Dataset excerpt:
*****

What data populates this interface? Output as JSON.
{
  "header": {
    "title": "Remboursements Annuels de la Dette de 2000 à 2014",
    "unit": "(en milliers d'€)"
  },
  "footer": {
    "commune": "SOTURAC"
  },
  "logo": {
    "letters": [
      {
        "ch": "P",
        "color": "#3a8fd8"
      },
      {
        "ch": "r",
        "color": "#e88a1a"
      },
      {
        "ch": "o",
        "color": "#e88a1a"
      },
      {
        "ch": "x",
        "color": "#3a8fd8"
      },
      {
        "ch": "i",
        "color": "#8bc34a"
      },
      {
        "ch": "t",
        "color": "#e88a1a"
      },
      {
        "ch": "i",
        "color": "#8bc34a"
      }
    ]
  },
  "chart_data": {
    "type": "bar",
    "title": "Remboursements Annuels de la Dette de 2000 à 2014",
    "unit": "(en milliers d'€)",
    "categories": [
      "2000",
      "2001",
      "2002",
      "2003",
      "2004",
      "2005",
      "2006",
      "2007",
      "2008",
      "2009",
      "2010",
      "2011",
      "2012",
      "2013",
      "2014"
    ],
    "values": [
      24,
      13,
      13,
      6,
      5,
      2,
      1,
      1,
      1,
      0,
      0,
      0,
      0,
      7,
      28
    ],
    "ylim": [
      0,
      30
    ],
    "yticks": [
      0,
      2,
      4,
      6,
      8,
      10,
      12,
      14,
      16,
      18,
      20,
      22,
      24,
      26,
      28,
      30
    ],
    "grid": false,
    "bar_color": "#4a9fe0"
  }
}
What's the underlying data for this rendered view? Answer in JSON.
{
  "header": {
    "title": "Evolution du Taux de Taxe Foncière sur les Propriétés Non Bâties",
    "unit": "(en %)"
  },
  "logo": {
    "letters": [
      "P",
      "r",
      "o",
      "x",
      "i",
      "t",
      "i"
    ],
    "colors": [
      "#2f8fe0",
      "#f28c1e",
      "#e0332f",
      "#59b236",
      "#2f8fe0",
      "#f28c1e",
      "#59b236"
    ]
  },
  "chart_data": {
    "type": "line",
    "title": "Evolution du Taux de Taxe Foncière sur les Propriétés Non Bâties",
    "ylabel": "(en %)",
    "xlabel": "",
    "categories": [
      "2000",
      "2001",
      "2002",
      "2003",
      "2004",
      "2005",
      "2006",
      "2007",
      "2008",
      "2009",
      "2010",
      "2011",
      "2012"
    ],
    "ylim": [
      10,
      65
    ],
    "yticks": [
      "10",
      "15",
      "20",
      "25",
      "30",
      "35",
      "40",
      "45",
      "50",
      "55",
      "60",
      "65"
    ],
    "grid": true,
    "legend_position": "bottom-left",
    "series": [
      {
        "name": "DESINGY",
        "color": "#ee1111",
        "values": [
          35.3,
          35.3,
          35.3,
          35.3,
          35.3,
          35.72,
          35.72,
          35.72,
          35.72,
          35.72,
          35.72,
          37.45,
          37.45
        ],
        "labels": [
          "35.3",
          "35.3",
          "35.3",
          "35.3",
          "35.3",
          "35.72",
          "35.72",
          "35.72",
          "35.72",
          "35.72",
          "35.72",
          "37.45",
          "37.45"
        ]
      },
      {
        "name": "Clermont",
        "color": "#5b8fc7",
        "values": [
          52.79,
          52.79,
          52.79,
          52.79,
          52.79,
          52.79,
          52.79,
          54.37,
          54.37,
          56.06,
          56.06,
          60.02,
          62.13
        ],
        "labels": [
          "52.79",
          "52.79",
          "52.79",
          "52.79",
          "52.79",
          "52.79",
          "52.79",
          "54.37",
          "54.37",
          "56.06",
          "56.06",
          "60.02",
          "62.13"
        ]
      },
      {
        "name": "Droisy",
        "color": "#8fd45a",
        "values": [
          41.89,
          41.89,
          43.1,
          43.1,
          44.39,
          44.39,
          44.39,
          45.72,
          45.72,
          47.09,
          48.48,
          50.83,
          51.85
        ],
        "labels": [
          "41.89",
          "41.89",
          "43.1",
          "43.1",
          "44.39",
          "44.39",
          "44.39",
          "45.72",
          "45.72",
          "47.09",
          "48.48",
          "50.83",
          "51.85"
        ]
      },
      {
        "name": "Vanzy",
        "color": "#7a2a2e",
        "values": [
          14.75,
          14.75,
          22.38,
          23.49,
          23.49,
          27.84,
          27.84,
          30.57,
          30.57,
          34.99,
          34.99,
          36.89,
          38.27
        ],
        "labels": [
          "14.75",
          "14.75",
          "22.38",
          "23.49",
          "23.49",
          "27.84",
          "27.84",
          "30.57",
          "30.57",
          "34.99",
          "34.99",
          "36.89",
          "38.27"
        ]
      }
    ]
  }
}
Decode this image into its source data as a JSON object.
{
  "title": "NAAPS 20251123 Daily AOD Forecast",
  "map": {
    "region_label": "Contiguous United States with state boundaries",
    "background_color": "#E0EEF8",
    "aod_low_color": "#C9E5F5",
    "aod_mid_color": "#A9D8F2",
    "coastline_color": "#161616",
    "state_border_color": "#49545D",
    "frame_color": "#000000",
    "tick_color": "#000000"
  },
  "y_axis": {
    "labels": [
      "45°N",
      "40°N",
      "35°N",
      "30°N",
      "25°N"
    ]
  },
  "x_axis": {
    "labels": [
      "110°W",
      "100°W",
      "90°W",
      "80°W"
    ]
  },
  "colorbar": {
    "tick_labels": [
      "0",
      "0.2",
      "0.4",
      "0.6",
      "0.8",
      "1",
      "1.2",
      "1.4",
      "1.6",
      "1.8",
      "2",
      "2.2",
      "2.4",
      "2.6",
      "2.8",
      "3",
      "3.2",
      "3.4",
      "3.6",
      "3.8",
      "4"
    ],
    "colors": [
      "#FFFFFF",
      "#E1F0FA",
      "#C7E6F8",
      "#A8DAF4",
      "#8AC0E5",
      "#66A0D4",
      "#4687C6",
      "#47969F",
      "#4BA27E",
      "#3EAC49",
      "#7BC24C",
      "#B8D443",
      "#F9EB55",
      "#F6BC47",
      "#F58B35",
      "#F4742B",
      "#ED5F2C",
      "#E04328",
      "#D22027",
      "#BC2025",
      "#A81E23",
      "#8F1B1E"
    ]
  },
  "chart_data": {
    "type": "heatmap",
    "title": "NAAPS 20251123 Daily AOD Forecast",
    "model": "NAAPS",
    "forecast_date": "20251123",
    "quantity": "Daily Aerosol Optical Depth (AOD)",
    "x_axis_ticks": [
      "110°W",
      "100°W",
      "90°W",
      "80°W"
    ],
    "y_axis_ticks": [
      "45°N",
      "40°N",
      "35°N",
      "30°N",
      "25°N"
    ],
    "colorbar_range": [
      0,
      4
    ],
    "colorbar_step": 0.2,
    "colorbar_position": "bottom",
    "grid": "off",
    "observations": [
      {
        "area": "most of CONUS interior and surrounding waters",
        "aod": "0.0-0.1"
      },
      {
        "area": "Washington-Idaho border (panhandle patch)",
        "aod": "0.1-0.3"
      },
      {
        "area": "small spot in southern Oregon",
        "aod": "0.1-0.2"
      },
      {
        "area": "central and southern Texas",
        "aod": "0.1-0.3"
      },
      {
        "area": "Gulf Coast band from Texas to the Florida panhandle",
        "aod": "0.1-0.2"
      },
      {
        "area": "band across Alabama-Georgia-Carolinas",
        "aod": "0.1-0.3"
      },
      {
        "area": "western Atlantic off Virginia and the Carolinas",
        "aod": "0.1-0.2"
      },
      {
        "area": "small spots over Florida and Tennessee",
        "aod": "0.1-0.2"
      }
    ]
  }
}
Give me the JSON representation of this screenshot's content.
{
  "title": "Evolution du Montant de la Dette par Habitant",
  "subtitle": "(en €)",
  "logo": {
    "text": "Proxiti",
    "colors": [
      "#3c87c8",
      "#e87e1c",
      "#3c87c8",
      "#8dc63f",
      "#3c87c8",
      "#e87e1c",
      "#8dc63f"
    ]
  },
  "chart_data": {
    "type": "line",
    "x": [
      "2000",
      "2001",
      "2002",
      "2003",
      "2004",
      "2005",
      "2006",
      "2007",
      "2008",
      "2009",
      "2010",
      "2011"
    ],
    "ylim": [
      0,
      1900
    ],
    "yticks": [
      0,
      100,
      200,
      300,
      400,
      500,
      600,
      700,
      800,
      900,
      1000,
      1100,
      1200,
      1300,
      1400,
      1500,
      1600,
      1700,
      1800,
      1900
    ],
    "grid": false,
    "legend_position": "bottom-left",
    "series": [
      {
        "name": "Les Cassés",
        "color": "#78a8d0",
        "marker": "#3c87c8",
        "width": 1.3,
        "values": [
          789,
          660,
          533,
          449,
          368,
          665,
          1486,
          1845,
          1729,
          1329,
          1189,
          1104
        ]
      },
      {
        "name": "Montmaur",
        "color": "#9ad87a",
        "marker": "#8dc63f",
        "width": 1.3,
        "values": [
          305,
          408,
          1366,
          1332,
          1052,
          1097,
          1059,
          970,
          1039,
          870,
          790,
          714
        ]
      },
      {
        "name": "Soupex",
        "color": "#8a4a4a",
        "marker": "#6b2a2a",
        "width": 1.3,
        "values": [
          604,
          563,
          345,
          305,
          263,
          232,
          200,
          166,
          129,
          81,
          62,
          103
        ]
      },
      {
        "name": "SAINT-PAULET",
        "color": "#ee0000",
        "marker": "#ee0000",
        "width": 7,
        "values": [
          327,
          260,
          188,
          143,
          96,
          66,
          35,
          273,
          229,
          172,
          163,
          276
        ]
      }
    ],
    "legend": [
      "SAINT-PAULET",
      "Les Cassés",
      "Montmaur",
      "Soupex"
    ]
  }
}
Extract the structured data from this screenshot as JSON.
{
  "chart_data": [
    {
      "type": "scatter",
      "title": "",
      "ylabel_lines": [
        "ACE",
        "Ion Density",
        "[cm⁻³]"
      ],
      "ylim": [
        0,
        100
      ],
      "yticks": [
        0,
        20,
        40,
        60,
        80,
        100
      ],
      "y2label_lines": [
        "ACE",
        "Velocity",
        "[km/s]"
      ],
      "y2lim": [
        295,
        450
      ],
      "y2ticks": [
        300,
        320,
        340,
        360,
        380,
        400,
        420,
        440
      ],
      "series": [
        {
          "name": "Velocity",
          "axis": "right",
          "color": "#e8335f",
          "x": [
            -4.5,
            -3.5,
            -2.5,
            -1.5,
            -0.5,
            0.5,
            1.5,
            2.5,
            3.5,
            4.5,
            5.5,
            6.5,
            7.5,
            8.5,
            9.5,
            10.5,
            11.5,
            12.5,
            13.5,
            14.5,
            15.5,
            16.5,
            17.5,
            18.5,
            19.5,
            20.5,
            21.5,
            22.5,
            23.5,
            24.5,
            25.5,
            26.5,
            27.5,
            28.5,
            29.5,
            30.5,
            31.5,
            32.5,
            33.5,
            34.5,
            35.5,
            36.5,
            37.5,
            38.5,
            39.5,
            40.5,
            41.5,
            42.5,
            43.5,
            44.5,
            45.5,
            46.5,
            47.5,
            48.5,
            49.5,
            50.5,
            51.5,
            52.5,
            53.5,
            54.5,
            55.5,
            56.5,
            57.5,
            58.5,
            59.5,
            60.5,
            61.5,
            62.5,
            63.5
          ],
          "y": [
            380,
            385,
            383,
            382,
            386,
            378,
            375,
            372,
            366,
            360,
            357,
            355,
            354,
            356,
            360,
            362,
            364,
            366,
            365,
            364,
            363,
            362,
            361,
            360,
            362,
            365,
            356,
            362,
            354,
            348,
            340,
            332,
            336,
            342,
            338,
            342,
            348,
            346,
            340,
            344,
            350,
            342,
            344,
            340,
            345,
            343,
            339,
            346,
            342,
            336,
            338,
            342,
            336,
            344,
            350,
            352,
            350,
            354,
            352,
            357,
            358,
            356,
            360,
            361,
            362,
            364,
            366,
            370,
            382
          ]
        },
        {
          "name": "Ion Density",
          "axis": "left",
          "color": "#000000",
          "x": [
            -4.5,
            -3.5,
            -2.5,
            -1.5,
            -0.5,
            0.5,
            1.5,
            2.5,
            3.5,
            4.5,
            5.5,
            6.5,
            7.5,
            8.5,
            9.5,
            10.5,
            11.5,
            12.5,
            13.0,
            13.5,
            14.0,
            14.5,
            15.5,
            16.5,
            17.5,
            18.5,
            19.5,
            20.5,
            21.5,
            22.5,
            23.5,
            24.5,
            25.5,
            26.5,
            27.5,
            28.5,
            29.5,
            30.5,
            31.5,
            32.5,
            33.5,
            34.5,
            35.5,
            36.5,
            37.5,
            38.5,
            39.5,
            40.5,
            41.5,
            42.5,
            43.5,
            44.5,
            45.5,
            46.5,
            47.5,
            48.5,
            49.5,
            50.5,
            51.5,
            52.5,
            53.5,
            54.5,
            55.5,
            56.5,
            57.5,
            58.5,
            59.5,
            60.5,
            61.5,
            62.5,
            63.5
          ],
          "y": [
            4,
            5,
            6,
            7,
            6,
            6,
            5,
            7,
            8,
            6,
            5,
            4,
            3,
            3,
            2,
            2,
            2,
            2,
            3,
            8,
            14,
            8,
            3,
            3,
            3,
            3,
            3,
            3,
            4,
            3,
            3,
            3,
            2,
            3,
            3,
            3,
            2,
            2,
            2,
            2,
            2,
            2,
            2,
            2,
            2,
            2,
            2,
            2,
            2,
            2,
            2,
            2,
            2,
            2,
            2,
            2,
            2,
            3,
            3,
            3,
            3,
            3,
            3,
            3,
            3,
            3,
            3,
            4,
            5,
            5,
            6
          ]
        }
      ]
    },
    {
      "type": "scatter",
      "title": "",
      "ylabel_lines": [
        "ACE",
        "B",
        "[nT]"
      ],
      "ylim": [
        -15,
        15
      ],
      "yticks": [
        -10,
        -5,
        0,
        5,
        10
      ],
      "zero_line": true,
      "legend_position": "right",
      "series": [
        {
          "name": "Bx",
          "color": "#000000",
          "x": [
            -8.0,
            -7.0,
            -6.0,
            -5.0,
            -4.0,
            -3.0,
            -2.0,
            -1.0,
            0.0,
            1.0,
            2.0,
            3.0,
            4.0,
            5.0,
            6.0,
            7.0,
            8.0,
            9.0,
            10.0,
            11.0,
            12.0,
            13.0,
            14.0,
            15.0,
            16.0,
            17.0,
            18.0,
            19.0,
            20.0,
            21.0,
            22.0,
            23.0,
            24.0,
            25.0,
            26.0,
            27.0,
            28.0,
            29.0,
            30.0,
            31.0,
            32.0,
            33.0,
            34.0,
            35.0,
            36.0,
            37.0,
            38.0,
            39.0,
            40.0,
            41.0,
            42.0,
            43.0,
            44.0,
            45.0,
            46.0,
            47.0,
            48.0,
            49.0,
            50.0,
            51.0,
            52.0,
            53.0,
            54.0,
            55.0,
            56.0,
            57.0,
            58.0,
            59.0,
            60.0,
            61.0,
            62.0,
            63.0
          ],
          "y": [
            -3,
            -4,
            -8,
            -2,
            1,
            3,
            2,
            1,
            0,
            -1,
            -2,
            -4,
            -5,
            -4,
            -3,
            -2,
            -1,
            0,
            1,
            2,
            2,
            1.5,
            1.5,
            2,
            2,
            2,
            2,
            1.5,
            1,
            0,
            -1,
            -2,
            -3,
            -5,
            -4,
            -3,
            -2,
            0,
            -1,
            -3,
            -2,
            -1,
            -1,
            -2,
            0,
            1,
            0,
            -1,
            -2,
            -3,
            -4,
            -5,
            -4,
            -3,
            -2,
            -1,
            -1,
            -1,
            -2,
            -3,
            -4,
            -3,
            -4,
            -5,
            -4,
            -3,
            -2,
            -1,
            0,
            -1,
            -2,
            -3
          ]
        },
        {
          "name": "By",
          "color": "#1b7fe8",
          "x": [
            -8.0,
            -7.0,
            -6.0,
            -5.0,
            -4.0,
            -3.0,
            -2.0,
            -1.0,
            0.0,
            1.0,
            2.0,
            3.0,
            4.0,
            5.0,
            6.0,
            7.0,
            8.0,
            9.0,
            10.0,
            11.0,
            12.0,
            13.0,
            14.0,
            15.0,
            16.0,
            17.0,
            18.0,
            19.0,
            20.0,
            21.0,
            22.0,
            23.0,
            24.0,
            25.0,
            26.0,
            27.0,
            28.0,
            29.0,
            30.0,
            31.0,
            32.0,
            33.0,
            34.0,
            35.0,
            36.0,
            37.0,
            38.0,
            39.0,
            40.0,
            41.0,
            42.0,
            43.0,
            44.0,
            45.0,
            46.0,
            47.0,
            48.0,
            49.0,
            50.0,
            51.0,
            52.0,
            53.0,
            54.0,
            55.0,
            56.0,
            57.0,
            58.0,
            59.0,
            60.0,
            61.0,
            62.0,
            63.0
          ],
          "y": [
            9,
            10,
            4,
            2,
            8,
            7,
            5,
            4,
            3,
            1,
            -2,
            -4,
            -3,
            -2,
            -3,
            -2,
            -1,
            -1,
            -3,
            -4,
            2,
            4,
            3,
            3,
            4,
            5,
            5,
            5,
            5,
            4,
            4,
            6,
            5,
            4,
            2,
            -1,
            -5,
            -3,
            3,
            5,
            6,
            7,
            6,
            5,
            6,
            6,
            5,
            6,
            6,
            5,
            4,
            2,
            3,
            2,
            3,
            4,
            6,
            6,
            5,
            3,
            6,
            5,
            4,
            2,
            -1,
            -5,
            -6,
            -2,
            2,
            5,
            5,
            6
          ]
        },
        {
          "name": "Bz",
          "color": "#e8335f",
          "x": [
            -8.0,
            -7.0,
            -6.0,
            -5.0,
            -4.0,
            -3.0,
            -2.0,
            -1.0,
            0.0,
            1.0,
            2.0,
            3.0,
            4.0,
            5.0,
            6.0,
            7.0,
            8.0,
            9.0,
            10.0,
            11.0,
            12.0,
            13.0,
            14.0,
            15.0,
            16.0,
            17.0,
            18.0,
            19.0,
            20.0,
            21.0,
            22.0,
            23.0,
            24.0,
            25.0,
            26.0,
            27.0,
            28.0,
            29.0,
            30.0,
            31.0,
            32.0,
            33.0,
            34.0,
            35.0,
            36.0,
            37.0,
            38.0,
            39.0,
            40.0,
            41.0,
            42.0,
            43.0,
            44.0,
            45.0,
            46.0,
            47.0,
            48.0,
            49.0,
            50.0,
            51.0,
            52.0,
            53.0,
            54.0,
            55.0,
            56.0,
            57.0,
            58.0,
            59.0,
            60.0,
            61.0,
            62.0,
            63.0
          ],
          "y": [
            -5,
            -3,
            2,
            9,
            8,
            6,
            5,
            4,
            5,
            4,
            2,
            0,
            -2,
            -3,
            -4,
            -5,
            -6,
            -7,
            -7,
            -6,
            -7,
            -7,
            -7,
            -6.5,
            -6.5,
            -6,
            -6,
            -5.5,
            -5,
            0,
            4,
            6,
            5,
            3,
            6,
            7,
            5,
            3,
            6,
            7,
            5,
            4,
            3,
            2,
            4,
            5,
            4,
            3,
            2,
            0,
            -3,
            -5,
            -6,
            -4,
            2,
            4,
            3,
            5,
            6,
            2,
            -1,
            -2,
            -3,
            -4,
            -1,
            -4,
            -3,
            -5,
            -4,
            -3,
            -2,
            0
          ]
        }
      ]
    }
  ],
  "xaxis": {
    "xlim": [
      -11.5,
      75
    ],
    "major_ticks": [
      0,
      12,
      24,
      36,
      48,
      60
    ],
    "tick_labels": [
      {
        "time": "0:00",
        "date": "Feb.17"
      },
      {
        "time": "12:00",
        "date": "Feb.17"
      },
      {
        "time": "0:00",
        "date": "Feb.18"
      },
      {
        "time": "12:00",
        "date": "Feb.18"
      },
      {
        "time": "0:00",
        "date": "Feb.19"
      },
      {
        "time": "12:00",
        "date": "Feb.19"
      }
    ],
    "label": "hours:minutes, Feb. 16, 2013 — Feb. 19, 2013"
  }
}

*****

Check all the records above and select each line where the string "What" is found.

What data populates this interface? Output as JSON.
What's the underlying data for this rendered view? Answer in JSON.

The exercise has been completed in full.